* TASK STATEMENT: Reproduce the listing below exactly. Pictures do not belong in the copy.
---- SOURCE MATERIAL
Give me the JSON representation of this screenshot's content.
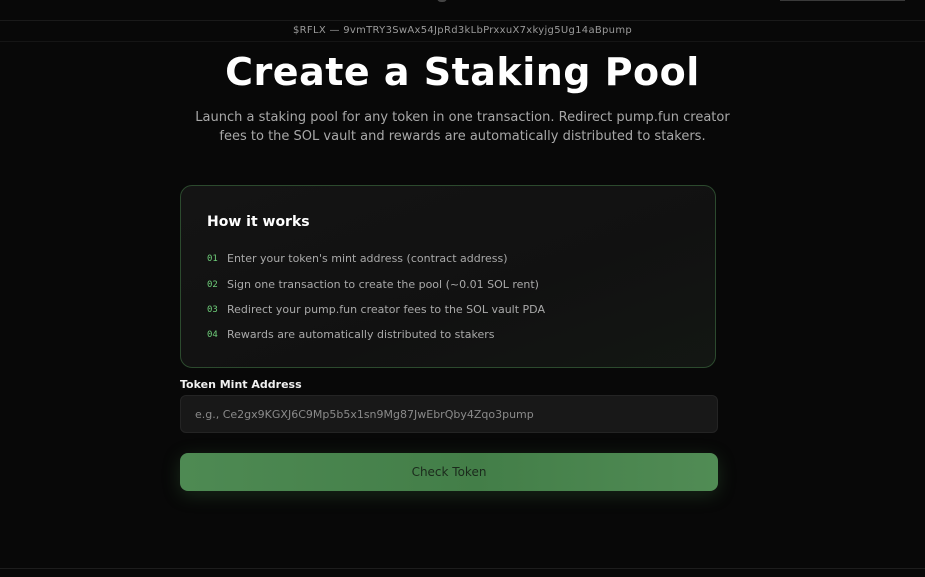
{
  "ticker": {
    "text": "$RFLX — 9vmTRY3SwAx54JpRd3kLbPrxxuX7xkyjg5Ug14aBpump"
  },
  "hero": {
    "title": "Create a Staking Pool",
    "subtitle": "Launch a staking pool for any token in one transaction. Redirect pump.fun creator fees to the SOL vault and rewards are automatically distributed to stakers."
  },
  "how_it_works": {
    "title": "How it works",
    "steps": [
      {
        "num": "01",
        "text": "Enter your token's mint address (contract address)"
      },
      {
        "num": "02",
        "text": "Sign one transaction to create the pool (~0.01 SOL rent)"
      },
      {
        "num": "03",
        "text": "Redirect your pump.fun creator fees to the SOL vault PDA"
      },
      {
        "num": "04",
        "text": "Rewards are automatically distributed to stakers"
      }
    ]
  },
  "form": {
    "label": "Token Mint Address",
    "value": "",
    "placeholder": "e.g., Ce2gx9KGXJ6C9Mp5b5x1sn9Mg87JwEbrQby4Zqo3pump",
    "button_label": "Check Token"
  },
  "colors": {
    "accent": "#4e8a53",
    "step_number": "#6fcf7a",
    "card_border": "#2c4a2e",
    "background": "#080808"
  }
}
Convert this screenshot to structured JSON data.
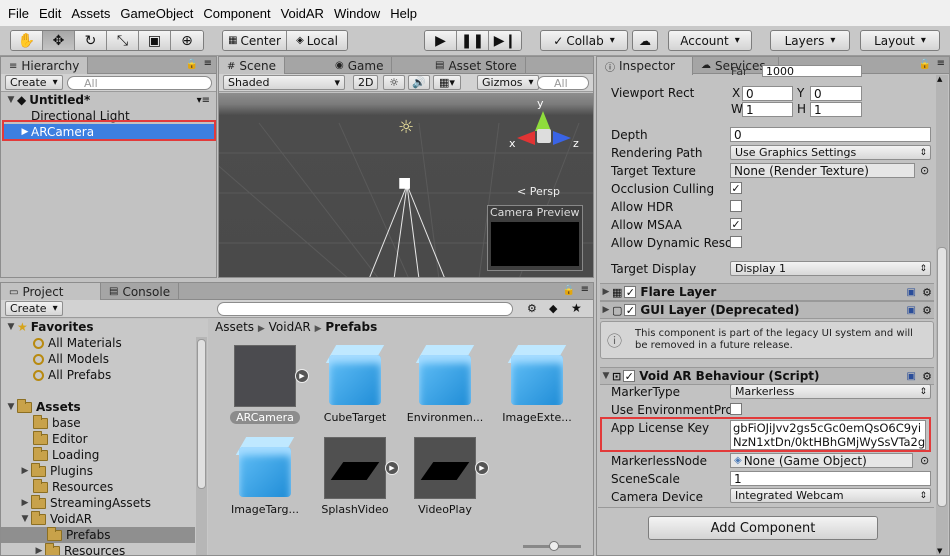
{
  "menu": [
    "File",
    "Edit",
    "Assets",
    "GameObject",
    "Component",
    "VoidAR",
    "Window",
    "Help"
  ],
  "toolbar": {
    "center": "Center",
    "local": "Local",
    "collab": "Collab",
    "account": "Account",
    "layers": "Layers",
    "layout": "Layout"
  },
  "hierarchy": {
    "tab": "Hierarchy",
    "create": "Create",
    "search": "All",
    "scene": "Untitled*",
    "items": [
      "Directional Light",
      "ARCamera"
    ]
  },
  "scene": {
    "tabs": [
      "Scene",
      "Game",
      "Asset Store"
    ],
    "shaded": "Shaded",
    "twod": "2D",
    "gizmos": "Gizmos",
    "search": "All",
    "persp": "Persp",
    "camera_preview": "Camera Preview",
    "axes": {
      "y": "y",
      "x": "x",
      "z": "z"
    }
  },
  "project": {
    "tabs": [
      "Project",
      "Console"
    ],
    "create": "Create",
    "favorites": "Favorites",
    "fav_items": [
      "All Materials",
      "All Models",
      "All Prefabs"
    ],
    "assets": "Assets",
    "asset_folders": [
      "base",
      "Editor",
      "Loading",
      "Plugins",
      "Resources",
      "StreamingAssets",
      "VoidAR",
      "Prefabs",
      "Resources"
    ],
    "breadcrumb": [
      "Assets",
      "VoidAR",
      "Prefabs"
    ],
    "grid": [
      "ARCamera",
      "CubeTarget",
      "Environmen...",
      "ImageExte...",
      "ImageTarg...",
      "SplashVideo",
      "VideoPlay"
    ]
  },
  "inspector": {
    "tabs": [
      "Inspector",
      "Services"
    ],
    "far_label": "Far",
    "far_value": "1000",
    "viewport": {
      "label": "Viewport Rect",
      "x_label": "X",
      "x": "0",
      "y_label": "Y",
      "y": "0",
      "w_label": "W",
      "w": "1",
      "h_label": "H",
      "h": "1"
    },
    "depth": {
      "label": "Depth",
      "value": "0"
    },
    "rendering_path": {
      "label": "Rendering Path",
      "value": "Use Graphics Settings"
    },
    "target_texture": {
      "label": "Target Texture",
      "value": "None (Render Texture)"
    },
    "occlusion": {
      "label": "Occlusion Culling",
      "checked": "✓"
    },
    "hdr": {
      "label": "Allow HDR"
    },
    "msaa": {
      "label": "Allow MSAA",
      "checked": "✓"
    },
    "dynres": {
      "label": "Allow Dynamic Reso"
    },
    "target_display": {
      "label": "Target Display",
      "value": "Display 1"
    },
    "flare": "Flare Layer",
    "gui": "GUI Layer (Deprecated)",
    "gui_msg": "This component is part of the legacy UI system and will be removed in a future release.",
    "voidar": "Void AR Behaviour (Script)",
    "marker_type": {
      "label": "MarkerType",
      "value": "Markerless"
    },
    "use_env": {
      "label": "Use EnvironmentPro"
    },
    "license": {
      "label": "App License Key",
      "line1": "gbFiOJiJvv2gs5cGc0emQsO6C9yi",
      "line2": "NzN1xtDn/0ktHBhGMjWySsVTa2g"
    },
    "markerless_node": {
      "label": "MarkerlessNode",
      "value": "None (Game Object)"
    },
    "scene_scale": {
      "label": "SceneScale",
      "value": "1"
    },
    "camera_device": {
      "label": "Camera Device",
      "value": "Integrated Webcam"
    },
    "add_component": "Add Component"
  },
  "colors": {
    "highlight": "#e23a3a",
    "selection": "#3d7fe0"
  }
}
--------
* ANSWER FOR THIS EXERCISE:
Give me the JSON representation of this screenshot's content.
{
  "ticker": {
    "text": "$RFLX — 9vmTRY3SwAx54JpRd3kLbPrxxuX7xkyjg5Ug14aBpump"
  },
  "hero": {
    "title": "Create a Staking Pool",
    "subtitle": "Launch a staking pool for any token in one transaction. Redirect pump.fun creator fees to the SOL vault and rewards are automatically distributed to stakers."
  },
  "how_it_works": {
    "title": "How it works",
    "steps": [
      {
        "num": "01",
        "text": "Enter your token's mint address (contract address)"
      },
      {
        "num": "02",
        "text": "Sign one transaction to create the pool (~0.01 SOL rent)"
      },
      {
        "num": "03",
        "text": "Redirect your pump.fun creator fees to the SOL vault PDA"
      },
      {
        "num": "04",
        "text": "Rewards are automatically distributed to stakers"
      }
    ]
  },
  "form": {
    "label": "Token Mint Address",
    "value": "",
    "placeholder": "e.g., Ce2gx9KGXJ6C9Mp5b5x1sn9Mg87JwEbrQby4Zqo3pump",
    "button_label": "Check Token"
  },
  "colors": {
    "accent": "#4e8a53",
    "step_number": "#6fcf7a",
    "card_border": "#2c4a2e",
    "background": "#080808"
  }
}
Convert this screenshot to structured JSON data.
{
  "menu": [
    "File",
    "Edit",
    "Assets",
    "GameObject",
    "Component",
    "VoidAR",
    "Window",
    "Help"
  ],
  "toolbar": {
    "center": "Center",
    "local": "Local",
    "collab": "Collab",
    "account": "Account",
    "layers": "Layers",
    "layout": "Layout"
  },
  "hierarchy": {
    "tab": "Hierarchy",
    "create": "Create",
    "search": "All",
    "scene": "Untitled*",
    "items": [
      "Directional Light",
      "ARCamera"
    ]
  },
  "scene": {
    "tabs": [
      "Scene",
      "Game",
      "Asset Store"
    ],
    "shaded": "Shaded",
    "twod": "2D",
    "gizmos": "Gizmos",
    "search": "All",
    "persp": "Persp",
    "camera_preview": "Camera Preview",
    "axes": {
      "y": "y",
      "x": "x",
      "z": "z"
    }
  },
  "project": {
    "tabs": [
      "Project",
      "Console"
    ],
    "create": "Create",
    "favorites": "Favorites",
    "fav_items": [
      "All Materials",
      "All Models",
      "All Prefabs"
    ],
    "assets": "Assets",
    "asset_folders": [
      "base",
      "Editor",
      "Loading",
      "Plugins",
      "Resources",
      "StreamingAssets",
      "VoidAR",
      "Prefabs",
      "Resources"
    ],
    "breadcrumb": [
      "Assets",
      "VoidAR",
      "Prefabs"
    ],
    "grid": [
      "ARCamera",
      "CubeTarget",
      "Environmen...",
      "ImageExte...",
      "ImageTarg...",
      "SplashVideo",
      "VideoPlay"
    ]
  },
  "inspector": {
    "tabs": [
      "Inspector",
      "Services"
    ],
    "far_label": "Far",
    "far_value": "1000",
    "viewport": {
      "label": "Viewport Rect",
      "x_label": "X",
      "x": "0",
      "y_label": "Y",
      "y": "0",
      "w_label": "W",
      "w": "1",
      "h_label": "H",
      "h": "1"
    },
    "depth": {
      "label": "Depth",
      "value": "0"
    },
    "rendering_path": {
      "label": "Rendering Path",
      "value": "Use Graphics Settings"
    },
    "target_texture": {
      "label": "Target Texture",
      "value": "None (Render Texture)"
    },
    "occlusion": {
      "label": "Occlusion Culling",
      "checked": "✓"
    },
    "hdr": {
      "label": "Allow HDR"
    },
    "msaa": {
      "label": "Allow MSAA",
      "checked": "✓"
    },
    "dynres": {
      "label": "Allow Dynamic Reso"
    },
    "target_display": {
      "label": "Target Display",
      "value": "Display 1"
    },
    "flare": "Flare Layer",
    "gui": "GUI Layer (Deprecated)",
    "gui_msg": "This component is part of the legacy UI system and will be removed in a future release.",
    "voidar": "Void AR Behaviour (Script)",
    "marker_type": {
      "label": "MarkerType",
      "value": "Markerless"
    },
    "use_env": {
      "label": "Use EnvironmentPro"
    },
    "license": {
      "label": "App License Key",
      "line1": "gbFiOJiJvv2gs5cGc0emQsO6C9yi",
      "line2": "NzN1xtDn/0ktHBhGMjWySsVTa2g"
    },
    "markerless_node": {
      "label": "MarkerlessNode",
      "value": "None (Game Object)"
    },
    "scene_scale": {
      "label": "SceneScale",
      "value": "1"
    },
    "camera_device": {
      "label": "Camera Device",
      "value": "Integrated Webcam"
    },
    "add_component": "Add Component"
  },
  "colors": {
    "highlight": "#e23a3a",
    "selection": "#3d7fe0"
  }
}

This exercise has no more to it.